• [What you will do]
In the thread on running an asynchronous method in a loop in sequence, what interval does the asker want between calls to getData()?

How can asynchronous method in loop executed in sequence? - javascript

I want to get data from db for several times. How to set a loop to execute getData() function in interval like 200ms. And if one of them success, rest of them won't be triggered. It's asynchronous method, and different from question here: Asynchronous Process inside a javascript for loop
for(var i = 0; i < 3; i++){
setTimeout(getData,200);}
This will end up with the output time interval is very close instead of 200ms, since they are asynchronous. Three "setTimeout" are triggered in a short time. like 0.001s 0.002s 0.003s, the output time is 0.201, 0.202, 2.203.
getData() returns a promise. But it can be normal function as long as it works.

You can do this by waiting for the setTimeout to finish before executing the next setTimeout
I don't believe this is possible with callbacks, as is the case with setTimeout, so you should transform it into a promise-based call
const promiseSetTimeout = timeout => new Promise(r => setTimeout(r, timeout));
const waitManyTimes = async () => {
for(let i = 0; i < 3; i++) {
await promiseSetTimeout(200);
// do something here, like getDB
console.log(i);
}
}
waitManyTimes();

Don't use a loop. Have the function call setTimeout() to run itself again if it fails.
var i = 0;
function callGetDB() {
getDB().then(db => {
// use DB
}).catch(() => {
if (i++ < 3) {
setTimeout(callGetDB, 200);
}
});
}
I'm assuming the asynchronous function getDB() returns a promise.

Using async/await:
let sleep = ms => new Promise(r => setTimeout(r, ms));
let main = async() => {
for(var i = 0; i < 3; i++) {
let db = getDB();
if (db)
return db;
await sleep(200);
}
};

Related

How can setTimeout run in order

I have two for loop, inside them I have setTimeout function like following code:
for(let i=0;i<3;i++){
setTimeout(()=>{console.log(i)}, 1000)
}
for(let i=0;i<3;i++){
setTimeout(()=>{console.log(i)}, 1000)
}
i want the second loop does not executed until after the first loop finished,
I want this result:
0
1
2
0
1
2
- and between 2 numbers wait 1 second.
how i can do that?
I can't comment yet or I would ask clarifying questions so I'll give you what I think you're asking for. If you want a 1 second delay between each number being logged to the console then this will work:
const func = async () => {
for (let i = 0; i < 3; i++) {
await new Promise((resolve) =>
setTimeout(() => {
console.log(i);
resolve();
}, 1000)
);
}
for (let i = 0; i < 3; i++) {
await new Promise((resolve) =>
setTimeout(() => {
console.log(i);
resolve();
}, 1000)

• [Data shown]
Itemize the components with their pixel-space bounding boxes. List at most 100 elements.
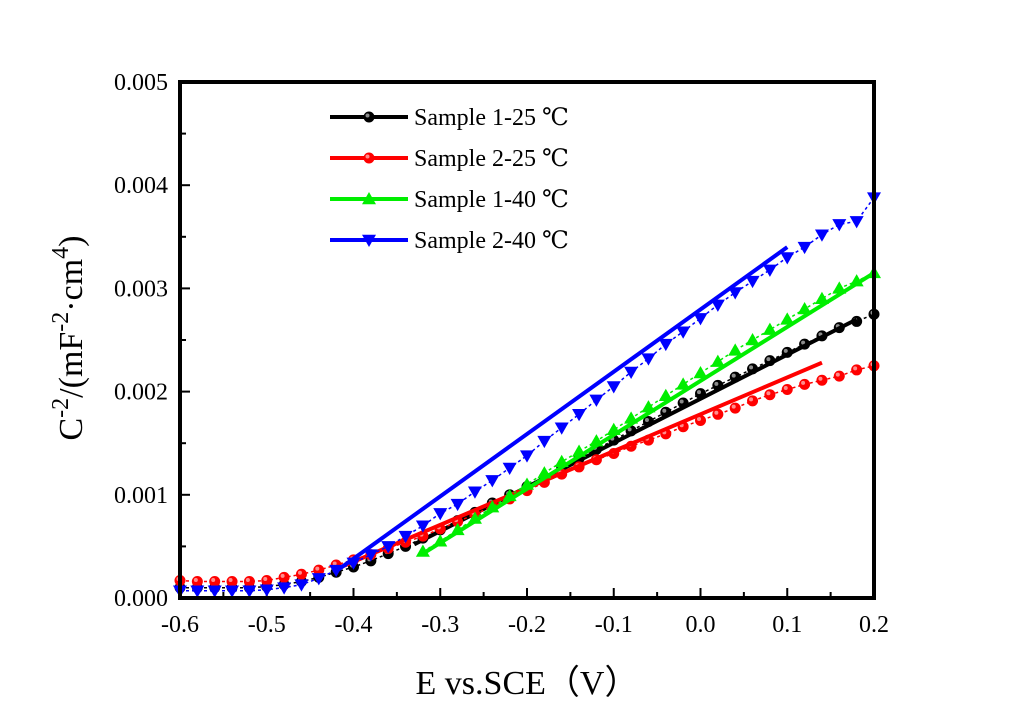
legend-swatch-marker	[363, 111, 375, 123]
data-point	[799, 378, 811, 390]
legend-label: Sample 1-40 ℃	[414, 187, 569, 213]
data-point	[502, 462, 517, 475]
data-point	[710, 299, 725, 312]
y-tick-label: 0.001	[114, 483, 168, 509]
series-layer	[173, 192, 881, 598]
data-point	[277, 582, 292, 595]
data-point	[816, 374, 828, 386]
series-2	[174, 360, 880, 587]
x-tick-label: -0.4	[335, 612, 373, 638]
data-point	[833, 370, 845, 382]
data-point	[295, 568, 307, 580]
data-point	[450, 498, 465, 512]
data-point	[747, 395, 759, 407]
data-point	[728, 287, 743, 300]
data-point	[814, 229, 829, 242]
data-point	[693, 313, 708, 326]
data-point	[676, 326, 691, 339]
data-point	[537, 435, 552, 449]
y-tick-label: 0.002	[114, 380, 168, 406]
data-point	[832, 219, 847, 232]
data-point	[467, 486, 482, 499]
series-4	[173, 192, 881, 598]
data-point	[658, 388, 673, 401]
y-axis-ticks: 0.000 0.001 0.002 0.003 0.004 0.005	[114, 70, 190, 612]
data-point	[762, 264, 777, 277]
data-point	[764, 389, 776, 401]
data-point	[624, 366, 639, 379]
data-point	[676, 377, 691, 390]
data-point	[554, 422, 569, 435]
data-point	[762, 322, 777, 335]
y-tick-label: 0.003	[114, 276, 168, 302]
data-point	[261, 574, 273, 586]
data-point	[520, 450, 534, 463]
legend-label: Sample 1-25 ℃	[414, 105, 569, 131]
data-point	[849, 216, 864, 229]
data-point	[381, 541, 396, 554]
data-point	[745, 275, 760, 289]
data-point	[780, 312, 795, 325]
data-point	[225, 585, 240, 598]
data-point	[398, 530, 413, 544]
y-axis-title: C-2/(mF-2·cm4)	[48, 236, 90, 441]
data-point	[415, 520, 430, 533]
x-tick-label: -0.5	[248, 612, 286, 638]
data-point	[242, 585, 257, 598]
x-tick-label: -0.1	[595, 612, 633, 638]
data-point	[780, 252, 795, 265]
data-point	[693, 366, 708, 379]
data-point	[433, 508, 448, 521]
legend-label: Sample 2-40 ℃	[414, 228, 569, 254]
series-line	[179, 365, 875, 583]
y-tick-label: 0.005	[114, 70, 168, 96]
legend-swatch-marker	[362, 234, 376, 247]
data-point	[745, 333, 760, 346]
linear-fit-line	[334, 245, 789, 573]
data-point	[797, 241, 812, 255]
data-point	[259, 584, 274, 597]
x-tick-label: 0.1	[772, 612, 802, 638]
linear-fit-line	[421, 271, 876, 556]
x-tick-label: -0.6	[161, 612, 199, 638]
legend: Sample 1-25 ℃ Sample 2-25 ℃ Sample 1-40 ℃ S…	[330, 105, 569, 254]
data-point	[641, 353, 656, 366]
data-point	[572, 409, 587, 422]
data-point	[209, 575, 221, 587]
series-3	[415, 265, 881, 557]
data-point	[207, 585, 222, 598]
data-point	[851, 364, 863, 376]
legend-item: Sample 1-40 ℃	[330, 187, 569, 213]
legend-swatch-marker	[362, 192, 376, 205]
data-point	[363, 549, 378, 562]
data-point	[797, 302, 812, 315]
x-tick-label: -0.3	[421, 612, 459, 638]
y-tick-label: 0.000	[114, 586, 168, 612]
data-point	[190, 585, 205, 598]
x-tick-label: -0.2	[508, 612, 546, 638]
data-point	[589, 394, 604, 407]
legend-item: Sample 1-25 ℃	[330, 105, 569, 131]
data-point	[311, 573, 326, 586]
x-tick-label: 0.2	[859, 612, 889, 638]
data-point	[243, 575, 255, 587]
data-point	[710, 354, 725, 367]
data-point	[606, 381, 621, 394]
data-point	[226, 575, 238, 587]
data-point	[712, 408, 724, 420]
data-point	[278, 571, 290, 583]
legend-item: Sample 2-25 ℃	[330, 146, 569, 172]
legend-item: Sample 2-40 ℃	[330, 228, 569, 254]
y-tick-label: 0.004	[114, 173, 168, 199]
legend-swatch-marker	[363, 152, 375, 164]
data-point	[658, 338, 673, 352]
data-point	[191, 575, 203, 587]
data-point	[485, 475, 500, 488]
data-point	[729, 402, 741, 414]
plot-frame	[178, 80, 876, 600]
legend-label: Sample 2-25 ℃	[414, 146, 569, 172]
x-axis-title: E vs.SCE（V）	[416, 664, 639, 702]
linear-fit-line	[335, 360, 823, 571]
x-tick-label: 0.0	[686, 612, 716, 638]
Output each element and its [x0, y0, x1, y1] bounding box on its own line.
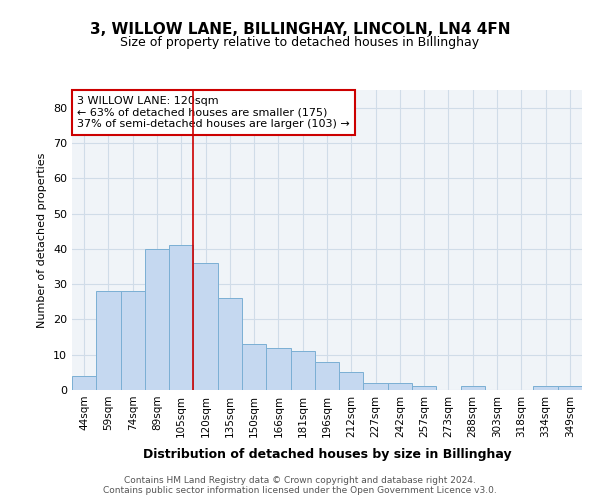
Text: 3, WILLOW LANE, BILLINGHAY, LINCOLN, LN4 4FN: 3, WILLOW LANE, BILLINGHAY, LINCOLN, LN4… — [90, 22, 510, 38]
Bar — [169, 246, 193, 390]
Bar — [461, 386, 485, 390]
Text: Size of property relative to detached houses in Billinghay: Size of property relative to detached ho… — [121, 36, 479, 49]
Bar — [315, 362, 339, 390]
Bar — [339, 372, 364, 390]
Bar — [121, 291, 145, 390]
Y-axis label: Number of detached properties: Number of detached properties — [37, 152, 47, 328]
Bar — [533, 386, 558, 390]
Bar — [193, 263, 218, 390]
Bar — [558, 386, 582, 390]
Text: Contains HM Land Registry data © Crown copyright and database right 2024.
Contai: Contains HM Land Registry data © Crown c… — [103, 476, 497, 495]
Bar — [266, 348, 290, 390]
Bar — [218, 298, 242, 390]
Text: 3 WILLOW LANE: 120sqm
← 63% of detached houses are smaller (175)
37% of semi-det: 3 WILLOW LANE: 120sqm ← 63% of detached … — [77, 96, 350, 129]
Bar — [364, 383, 388, 390]
Bar — [145, 249, 169, 390]
Bar — [72, 376, 96, 390]
Bar — [290, 351, 315, 390]
Bar — [242, 344, 266, 390]
Bar — [96, 291, 121, 390]
X-axis label: Distribution of detached houses by size in Billinghay: Distribution of detached houses by size … — [143, 448, 511, 461]
Bar — [412, 386, 436, 390]
Bar — [388, 383, 412, 390]
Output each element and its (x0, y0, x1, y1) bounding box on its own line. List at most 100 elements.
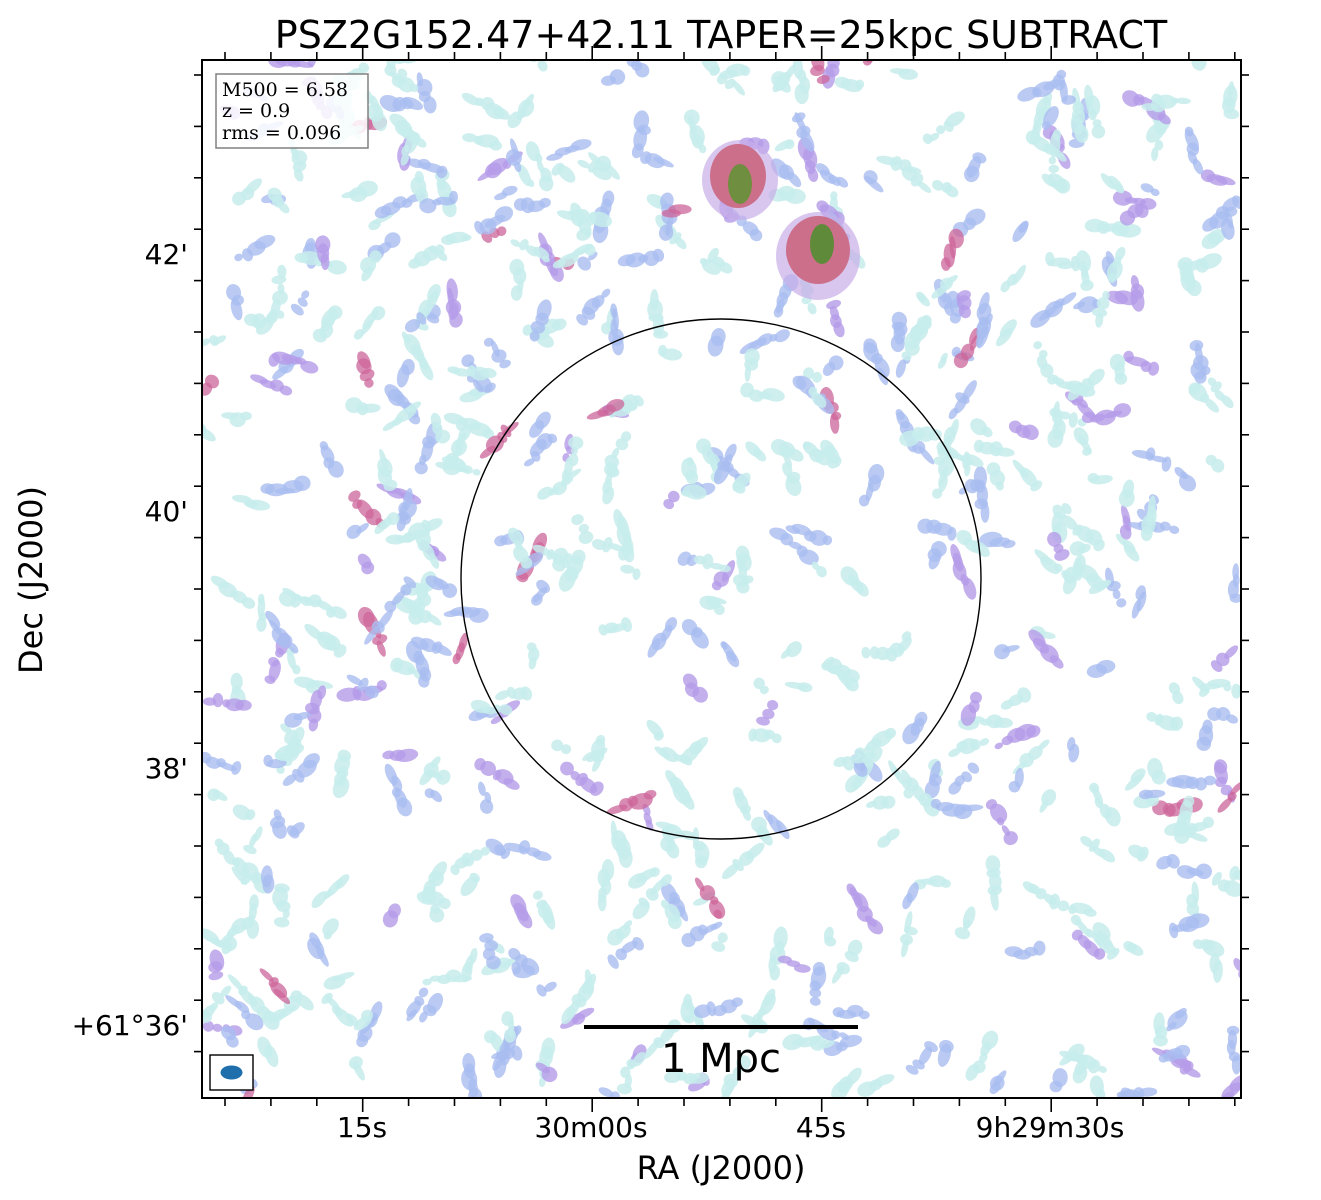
r500-circle (460, 318, 982, 840)
emission-blob (286, 822, 305, 839)
emission-blob (221, 411, 252, 428)
emission-blob (382, 903, 401, 928)
emission-blob (856, 905, 884, 935)
emission-blob (1072, 1054, 1089, 1084)
emission-blob (1138, 789, 1166, 800)
emission-blob (416, 891, 451, 910)
emission-blob (382, 748, 419, 763)
emission-blob (551, 739, 572, 755)
emission-blob (1220, 206, 1238, 240)
axis-ticks (194, 46, 1249, 1112)
emission-blob (305, 685, 327, 732)
emission-blob (525, 141, 554, 192)
emission-blob (1146, 712, 1184, 731)
emission-blob (1140, 183, 1160, 197)
emission-blob (1124, 768, 1146, 791)
emission-blob (913, 875, 951, 890)
emission-blob (732, 787, 752, 821)
emission-blob (348, 1056, 365, 1081)
emission-blob (510, 894, 533, 929)
emission-blob (1210, 645, 1239, 673)
emission-blob (400, 131, 419, 166)
emission-blob (1000, 264, 1027, 293)
emission-blob (1041, 173, 1071, 194)
emission-blob (588, 152, 621, 180)
emission-blob (404, 312, 427, 333)
emission-blob (384, 64, 419, 93)
emission-blob (986, 462, 1006, 491)
emission-blob (501, 1011, 516, 1043)
emission-blob (780, 641, 803, 659)
emission-blob (225, 995, 264, 1031)
emission-blob (792, 60, 811, 105)
emission-blob (551, 162, 576, 183)
emission-blob (461, 1053, 483, 1098)
emission-blob (995, 319, 1017, 347)
chart-title: PSZ2G152.47+42.11 TAPER=25kpc SUBTRACT (275, 13, 1168, 57)
emission-blob (917, 518, 957, 541)
emission-blob (647, 288, 669, 339)
emission-blob (227, 974, 257, 1007)
emission-blob (994, 644, 1020, 660)
emission-blob (820, 439, 842, 469)
emission-blob (1166, 1007, 1188, 1032)
emission-blob (1047, 401, 1066, 448)
emission-blob (1191, 60, 1207, 71)
emission-blob (809, 961, 827, 1006)
emission-blob (441, 455, 467, 472)
emission-blob (267, 187, 290, 214)
emission-blob (495, 686, 533, 701)
emission-blob (1176, 863, 1212, 880)
emission-blob (924, 760, 942, 799)
emission-blob (532, 544, 573, 569)
plot-frame (201, 59, 1242, 1099)
scale-bar-label: 1 Mpc (661, 1036, 781, 1082)
emission-blob (902, 711, 928, 745)
emission-blob (1028, 629, 1064, 669)
emission-blob (822, 355, 844, 376)
emission-blob (422, 969, 473, 986)
emission-blob (802, 367, 823, 383)
emission-blob (826, 299, 845, 338)
emission-blob (962, 451, 971, 477)
emission-blob (346, 674, 379, 699)
emission-blob (1168, 913, 1210, 939)
emission-blob (937, 1039, 954, 1067)
emission-blob (598, 1087, 620, 1098)
emission-blob (711, 932, 728, 952)
emission-blob (360, 250, 382, 282)
emission-blob (1192, 939, 1225, 958)
emission-blob (257, 1036, 279, 1068)
emission-blob (1071, 929, 1106, 960)
emission-blob (902, 882, 919, 910)
emission-blob (1123, 941, 1144, 956)
emission-blob (265, 610, 299, 654)
emission-blob (401, 331, 434, 381)
emission-blob (232, 178, 263, 206)
emission-blob (307, 932, 329, 967)
emission-blob (607, 937, 644, 969)
emission-blob (444, 425, 472, 468)
emission-blob (586, 399, 625, 420)
emission-blob (654, 746, 693, 766)
emission-blob (452, 632, 468, 665)
emission-blob (268, 351, 319, 374)
emission-blob (1151, 139, 1164, 162)
emission-blob (1229, 865, 1241, 882)
emission-blob (840, 566, 869, 597)
emission-blob (1174, 466, 1197, 492)
emission-blob (693, 997, 743, 1019)
emission-blob (1088, 579, 1112, 595)
emission-blob (321, 992, 359, 1027)
emission-blob (597, 859, 615, 912)
emission-blob (647, 617, 678, 658)
emission-blob (1214, 759, 1236, 803)
emission-blob (931, 274, 958, 299)
emission-blob (832, 1004, 870, 1020)
emission-blob (620, 564, 641, 581)
emission-blob (560, 761, 604, 796)
emission-blob (1000, 687, 1032, 710)
x-tick-label: 9h29m30s (976, 1111, 1125, 1144)
emission-blob (1012, 220, 1029, 243)
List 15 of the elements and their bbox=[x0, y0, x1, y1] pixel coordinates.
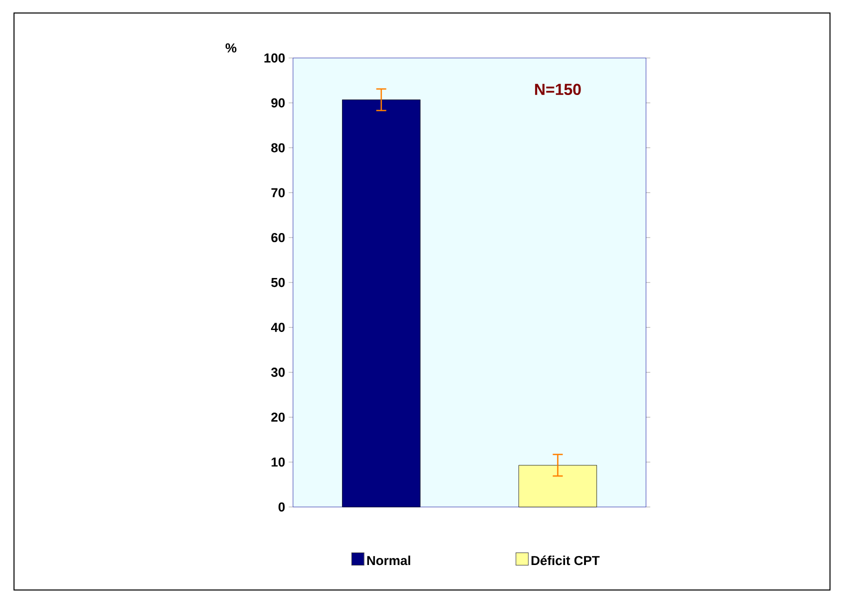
y-tick-label: 20 bbox=[271, 412, 285, 422]
y-tick-label: 50 bbox=[271, 278, 285, 288]
y-tick-label: 0 bbox=[278, 502, 285, 512]
x-tick-label: Déficit CPT bbox=[532, 555, 600, 566]
y-tick-label: 70 bbox=[271, 188, 285, 198]
y-tick-label: 100 bbox=[264, 53, 285, 63]
x-tick-label: Normal bbox=[367, 556, 410, 566]
annotation: N=150 bbox=[535, 84, 581, 96]
y-tick-label: 10 bbox=[272, 457, 285, 467]
y-tick-label: 30 bbox=[271, 368, 285, 377]
y-axis-title: % bbox=[226, 43, 236, 52]
y-tick-label: 90 bbox=[271, 98, 285, 108]
y-tick-label: 80 bbox=[271, 143, 285, 152]
y-tick-label: 60 bbox=[271, 232, 285, 242]
y-tick-label: 40 bbox=[271, 322, 285, 332]
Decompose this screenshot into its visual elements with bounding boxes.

• [Full answer]
200 ms